Repeat each record exactly as written, and drop any images.
○ ○ ○
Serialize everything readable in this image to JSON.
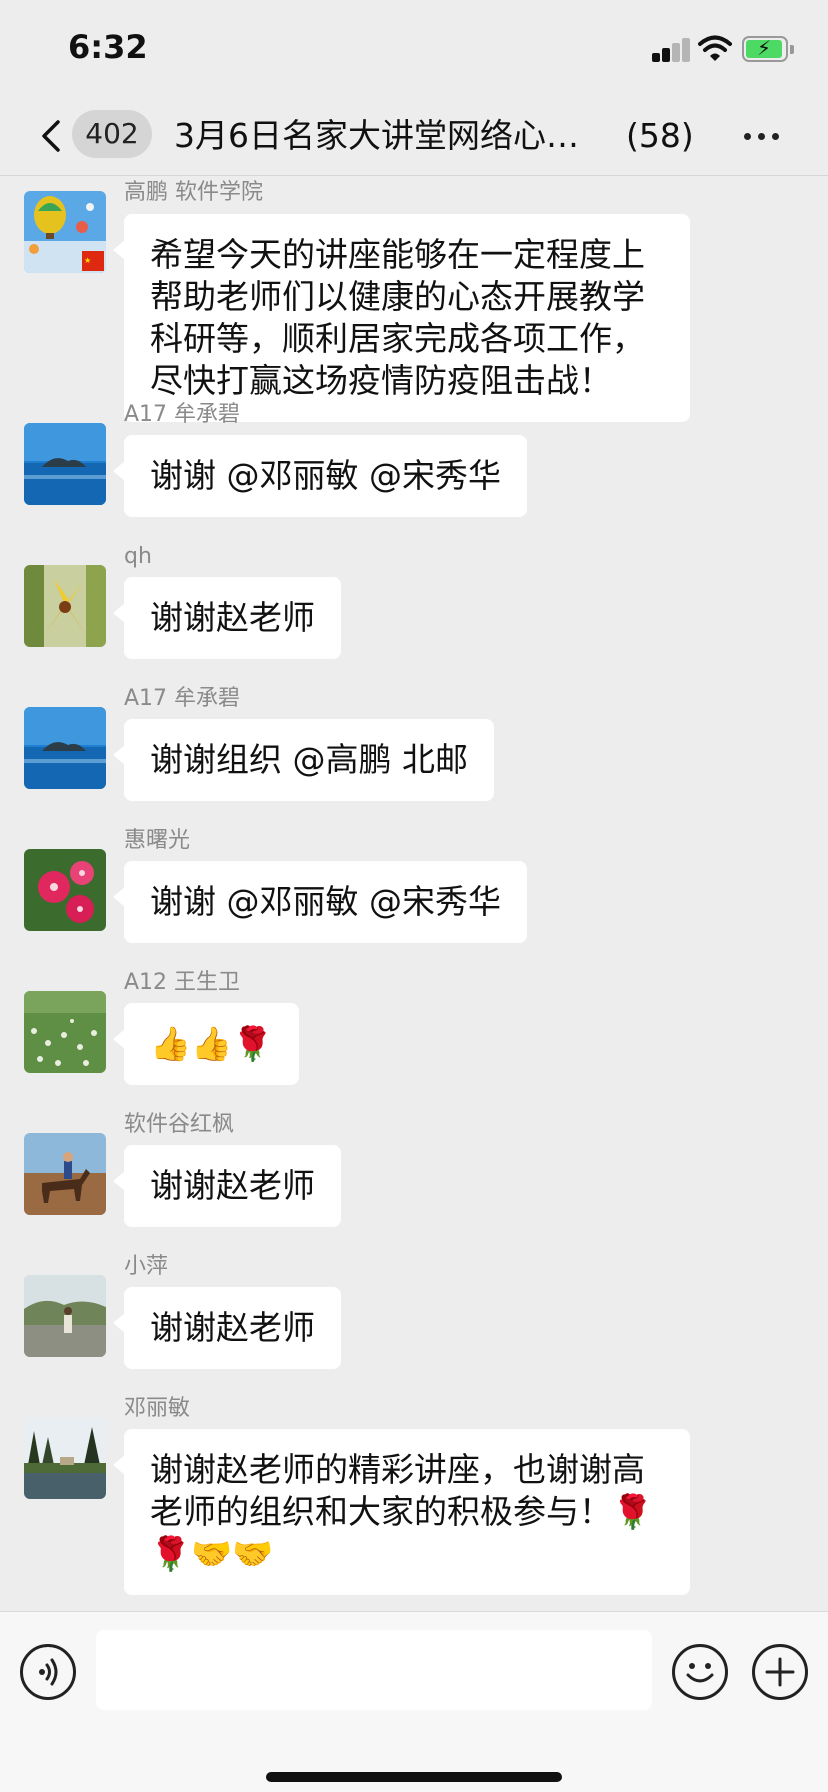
{
  "status_bar": {
    "time": "6:32"
  },
  "nav": {
    "unread_badge": "402",
    "title": "3月6日名家大讲堂网络心…",
    "member_count": "(58)"
  },
  "messages": [
    {
      "sender": "高鹏 软件学院",
      "text": "希望今天的讲座能够在一定程度上帮助老师们以健康的心态开展教学科研等，顺利居家完成各项工作，尽快打赢这场疫情防疫阻击战！",
      "avatar": "hot-air-balloons"
    },
    {
      "sender": "A17 牟承碧",
      "text": "谢谢 @邓丽敏 @宋秀华",
      "avatar": "sea-rock"
    },
    {
      "sender": "qh",
      "text": "谢谢赵老师",
      "avatar": "yellow-orchid"
    },
    {
      "sender": "A17 牟承碧",
      "text": "谢谢组织 @高鹏 北邮",
      "avatar": "sea-rock"
    },
    {
      "sender": "惠曙光",
      "text": "谢谢 @邓丽敏 @宋秀华",
      "avatar": "pink-flowers"
    },
    {
      "sender": "A12 王生卫",
      "text": "👍👍🌹",
      "avatar": "flower-field"
    },
    {
      "sender": "软件谷红枫",
      "text": "谢谢赵老师",
      "avatar": "horse-rider"
    },
    {
      "sender": "小萍",
      "text": "谢谢赵老师",
      "avatar": "garden-person"
    },
    {
      "sender": "邓丽敏",
      "text": "谢谢赵老师的精彩讲座，也谢谢高老师的组织和大家的积极参与！🌹🌹🤝🤝",
      "avatar": "lake-trees"
    }
  ],
  "input": {
    "placeholder": ""
  },
  "colors": {
    "background": "#ededed",
    "bubble": "#ffffff",
    "battery": "#4cd964"
  }
}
○ ○ ○
TASK OUTPUT:
Serialize everything readable in this image to JSON.
{
  "status_bar": {
    "time": "6:32"
  },
  "nav": {
    "unread_badge": "402",
    "title": "3月6日名家大讲堂网络心…",
    "member_count": "(58)"
  },
  "messages": [
    {
      "sender": "高鹏 软件学院",
      "text": "希望今天的讲座能够在一定程度上帮助老师们以健康的心态开展教学科研等，顺利居家完成各项工作，尽快打赢这场疫情防疫阻击战！",
      "avatar": "hot-air-balloons"
    },
    {
      "sender": "A17 牟承碧",
      "text": "谢谢 @邓丽敏 @宋秀华",
      "avatar": "sea-rock"
    },
    {
      "sender": "qh",
      "text": "谢谢赵老师",
      "avatar": "yellow-orchid"
    },
    {
      "sender": "A17 牟承碧",
      "text": "谢谢组织 @高鹏 北邮",
      "avatar": "sea-rock"
    },
    {
      "sender": "惠曙光",
      "text": "谢谢 @邓丽敏 @宋秀华",
      "avatar": "pink-flowers"
    },
    {
      "sender": "A12 王生卫",
      "text": "👍👍🌹",
      "avatar": "flower-field"
    },
    {
      "sender": "软件谷红枫",
      "text": "谢谢赵老师",
      "avatar": "horse-rider"
    },
    {
      "sender": "小萍",
      "text": "谢谢赵老师",
      "avatar": "garden-person"
    },
    {
      "sender": "邓丽敏",
      "text": "谢谢赵老师的精彩讲座，也谢谢高老师的组织和大家的积极参与！🌹🌹🤝🤝",
      "avatar": "lake-trees"
    }
  ],
  "input": {
    "placeholder": ""
  },
  "colors": {
    "background": "#ededed",
    "bubble": "#ffffff",
    "battery": "#4cd964"
  }
}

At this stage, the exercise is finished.